(Excerpts from a figure dataset)

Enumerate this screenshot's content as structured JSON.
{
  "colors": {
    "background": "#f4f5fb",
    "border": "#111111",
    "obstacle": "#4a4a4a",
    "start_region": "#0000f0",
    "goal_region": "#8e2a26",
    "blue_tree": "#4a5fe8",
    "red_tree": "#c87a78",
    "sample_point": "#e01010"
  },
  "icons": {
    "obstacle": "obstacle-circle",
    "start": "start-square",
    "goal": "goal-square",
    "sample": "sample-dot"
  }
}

REQUEST:
Please repeat the material above, word for word and in full.

TASK ANSWER:
Enumerate this screenshot's content as structured JSON.
{
  "colors": {
    "background": "#f4f5fb",
    "border": "#111111",
    "obstacle": "#4a4a4a",
    "start_region": "#0000f0",
    "goal_region": "#8e2a26",
    "blue_tree": "#4a5fe8",
    "red_tree": "#c87a78",
    "sample_point": "#e01010"
  },
  "icons": {
    "obstacle": "obstacle-circle",
    "start": "start-square",
    "goal": "goal-square",
    "sample": "sample-dot"
  }
}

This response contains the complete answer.